▶ TASK BRIEF
What is the number of lines holding the word "more"? Give that number alone.

▶ SUPPLIED MATERIAL
☆ ☆ ☆ ☆ ☆ ☆ ☆

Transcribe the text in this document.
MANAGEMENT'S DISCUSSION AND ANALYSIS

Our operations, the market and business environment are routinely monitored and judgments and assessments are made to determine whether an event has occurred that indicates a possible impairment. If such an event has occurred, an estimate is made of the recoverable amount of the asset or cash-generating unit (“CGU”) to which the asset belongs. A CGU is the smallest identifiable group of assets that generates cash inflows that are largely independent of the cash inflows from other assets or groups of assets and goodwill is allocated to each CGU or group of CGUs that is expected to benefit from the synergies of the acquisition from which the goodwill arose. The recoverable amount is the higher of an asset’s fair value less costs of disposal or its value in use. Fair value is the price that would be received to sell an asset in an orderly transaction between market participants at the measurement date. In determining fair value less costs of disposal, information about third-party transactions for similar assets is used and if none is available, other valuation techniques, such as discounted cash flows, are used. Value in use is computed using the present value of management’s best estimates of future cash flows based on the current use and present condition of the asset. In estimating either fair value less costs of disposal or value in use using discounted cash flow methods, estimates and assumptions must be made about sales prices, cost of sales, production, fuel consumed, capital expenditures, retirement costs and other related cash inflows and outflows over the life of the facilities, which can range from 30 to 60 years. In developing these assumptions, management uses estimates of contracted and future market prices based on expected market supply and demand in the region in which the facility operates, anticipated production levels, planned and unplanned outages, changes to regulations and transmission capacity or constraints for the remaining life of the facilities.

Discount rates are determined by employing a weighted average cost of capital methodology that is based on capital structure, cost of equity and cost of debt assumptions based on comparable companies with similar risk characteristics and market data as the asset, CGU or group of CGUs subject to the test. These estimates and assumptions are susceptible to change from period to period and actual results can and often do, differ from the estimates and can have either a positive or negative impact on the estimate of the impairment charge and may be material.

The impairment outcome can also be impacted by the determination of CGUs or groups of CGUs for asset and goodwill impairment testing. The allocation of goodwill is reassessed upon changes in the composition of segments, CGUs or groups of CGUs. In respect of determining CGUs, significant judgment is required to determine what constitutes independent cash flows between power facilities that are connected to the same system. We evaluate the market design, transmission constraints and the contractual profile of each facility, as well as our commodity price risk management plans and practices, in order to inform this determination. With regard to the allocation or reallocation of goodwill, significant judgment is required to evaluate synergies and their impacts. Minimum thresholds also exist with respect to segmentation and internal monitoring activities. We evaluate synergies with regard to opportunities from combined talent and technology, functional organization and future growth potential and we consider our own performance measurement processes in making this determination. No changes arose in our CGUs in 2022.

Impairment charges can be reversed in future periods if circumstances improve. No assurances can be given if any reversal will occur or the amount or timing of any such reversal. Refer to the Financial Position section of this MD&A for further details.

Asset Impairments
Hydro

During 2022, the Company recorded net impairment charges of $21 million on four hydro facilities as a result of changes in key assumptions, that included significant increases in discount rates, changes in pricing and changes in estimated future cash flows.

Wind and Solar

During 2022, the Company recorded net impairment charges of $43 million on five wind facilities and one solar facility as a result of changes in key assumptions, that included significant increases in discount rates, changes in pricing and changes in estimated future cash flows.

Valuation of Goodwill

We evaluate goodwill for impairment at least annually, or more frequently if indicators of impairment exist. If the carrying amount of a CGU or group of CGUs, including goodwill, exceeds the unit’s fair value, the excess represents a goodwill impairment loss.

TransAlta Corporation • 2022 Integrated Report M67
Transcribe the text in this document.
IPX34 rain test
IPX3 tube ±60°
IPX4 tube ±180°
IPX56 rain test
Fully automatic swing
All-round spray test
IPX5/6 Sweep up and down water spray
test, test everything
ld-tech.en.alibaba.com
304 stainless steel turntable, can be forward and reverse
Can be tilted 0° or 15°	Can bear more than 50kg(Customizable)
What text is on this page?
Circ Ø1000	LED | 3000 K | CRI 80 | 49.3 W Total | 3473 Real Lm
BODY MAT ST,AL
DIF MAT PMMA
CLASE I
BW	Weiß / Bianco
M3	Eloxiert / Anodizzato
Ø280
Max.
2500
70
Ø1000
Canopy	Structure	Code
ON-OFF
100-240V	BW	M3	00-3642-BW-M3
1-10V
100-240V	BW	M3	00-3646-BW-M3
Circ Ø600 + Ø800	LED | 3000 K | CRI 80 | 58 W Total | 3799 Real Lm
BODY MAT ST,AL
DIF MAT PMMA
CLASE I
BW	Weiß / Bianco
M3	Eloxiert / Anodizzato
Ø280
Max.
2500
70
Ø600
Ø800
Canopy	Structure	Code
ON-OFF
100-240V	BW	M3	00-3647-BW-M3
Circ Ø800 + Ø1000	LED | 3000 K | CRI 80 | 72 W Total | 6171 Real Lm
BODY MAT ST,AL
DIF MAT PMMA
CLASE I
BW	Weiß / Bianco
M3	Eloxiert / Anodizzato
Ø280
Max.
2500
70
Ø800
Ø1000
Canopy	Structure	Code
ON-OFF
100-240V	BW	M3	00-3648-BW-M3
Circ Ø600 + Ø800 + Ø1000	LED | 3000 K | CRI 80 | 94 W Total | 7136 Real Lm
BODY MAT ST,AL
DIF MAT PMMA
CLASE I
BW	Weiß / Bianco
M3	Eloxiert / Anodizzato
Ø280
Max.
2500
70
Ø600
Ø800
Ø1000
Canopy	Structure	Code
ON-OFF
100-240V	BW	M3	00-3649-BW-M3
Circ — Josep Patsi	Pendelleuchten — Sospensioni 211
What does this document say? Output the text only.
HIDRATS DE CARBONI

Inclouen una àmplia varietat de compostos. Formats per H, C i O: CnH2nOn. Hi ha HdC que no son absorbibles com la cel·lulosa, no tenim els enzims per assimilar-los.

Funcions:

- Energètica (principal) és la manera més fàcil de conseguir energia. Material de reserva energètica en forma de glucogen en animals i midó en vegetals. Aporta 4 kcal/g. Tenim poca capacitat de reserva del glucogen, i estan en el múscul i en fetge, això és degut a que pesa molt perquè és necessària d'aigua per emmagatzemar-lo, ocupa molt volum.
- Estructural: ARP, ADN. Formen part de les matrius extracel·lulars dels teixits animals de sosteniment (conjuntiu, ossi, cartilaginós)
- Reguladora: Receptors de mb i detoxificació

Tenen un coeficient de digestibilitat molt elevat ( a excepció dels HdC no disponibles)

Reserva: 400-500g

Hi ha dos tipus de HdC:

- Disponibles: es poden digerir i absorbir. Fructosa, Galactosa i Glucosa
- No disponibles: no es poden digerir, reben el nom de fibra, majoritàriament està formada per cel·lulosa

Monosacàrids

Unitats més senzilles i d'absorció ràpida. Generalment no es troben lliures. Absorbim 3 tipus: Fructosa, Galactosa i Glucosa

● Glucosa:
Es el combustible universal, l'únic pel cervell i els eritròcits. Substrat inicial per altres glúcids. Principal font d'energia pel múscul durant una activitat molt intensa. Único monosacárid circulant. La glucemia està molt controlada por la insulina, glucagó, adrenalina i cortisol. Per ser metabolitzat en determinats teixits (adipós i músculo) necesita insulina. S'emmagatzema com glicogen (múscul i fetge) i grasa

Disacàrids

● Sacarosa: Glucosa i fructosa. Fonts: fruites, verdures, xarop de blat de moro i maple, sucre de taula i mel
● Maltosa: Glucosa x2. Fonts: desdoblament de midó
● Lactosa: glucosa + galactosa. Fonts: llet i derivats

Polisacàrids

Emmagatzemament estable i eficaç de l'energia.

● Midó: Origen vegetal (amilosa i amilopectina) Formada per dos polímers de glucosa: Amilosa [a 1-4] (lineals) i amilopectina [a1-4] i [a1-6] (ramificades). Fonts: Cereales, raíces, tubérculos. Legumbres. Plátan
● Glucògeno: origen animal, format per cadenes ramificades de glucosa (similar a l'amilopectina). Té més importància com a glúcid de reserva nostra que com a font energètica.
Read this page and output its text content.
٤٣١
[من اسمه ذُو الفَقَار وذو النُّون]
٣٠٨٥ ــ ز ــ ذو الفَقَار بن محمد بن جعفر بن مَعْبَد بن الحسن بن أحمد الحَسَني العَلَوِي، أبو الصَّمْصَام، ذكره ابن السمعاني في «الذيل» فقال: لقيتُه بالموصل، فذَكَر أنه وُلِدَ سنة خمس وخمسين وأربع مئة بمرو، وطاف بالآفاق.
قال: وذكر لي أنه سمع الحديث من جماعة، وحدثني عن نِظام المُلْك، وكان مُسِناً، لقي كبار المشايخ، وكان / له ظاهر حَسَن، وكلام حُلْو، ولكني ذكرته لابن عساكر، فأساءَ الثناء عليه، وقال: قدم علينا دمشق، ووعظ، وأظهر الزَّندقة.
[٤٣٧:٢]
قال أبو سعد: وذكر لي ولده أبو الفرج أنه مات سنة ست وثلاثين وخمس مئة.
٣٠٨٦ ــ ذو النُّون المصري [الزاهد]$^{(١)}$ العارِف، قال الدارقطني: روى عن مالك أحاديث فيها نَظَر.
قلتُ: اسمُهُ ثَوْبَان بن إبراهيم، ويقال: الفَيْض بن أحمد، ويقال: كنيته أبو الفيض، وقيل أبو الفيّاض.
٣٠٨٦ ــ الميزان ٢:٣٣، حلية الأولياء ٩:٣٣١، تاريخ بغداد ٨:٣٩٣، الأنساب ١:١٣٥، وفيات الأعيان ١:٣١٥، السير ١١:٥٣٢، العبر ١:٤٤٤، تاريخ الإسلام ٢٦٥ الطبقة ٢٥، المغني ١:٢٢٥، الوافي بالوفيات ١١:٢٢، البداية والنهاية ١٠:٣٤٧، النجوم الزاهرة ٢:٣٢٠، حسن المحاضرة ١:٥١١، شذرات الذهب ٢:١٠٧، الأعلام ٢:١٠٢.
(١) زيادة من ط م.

☆ ☆ ☆ ☆ ☆ ☆ ☆

▶ RESULT BELOW
2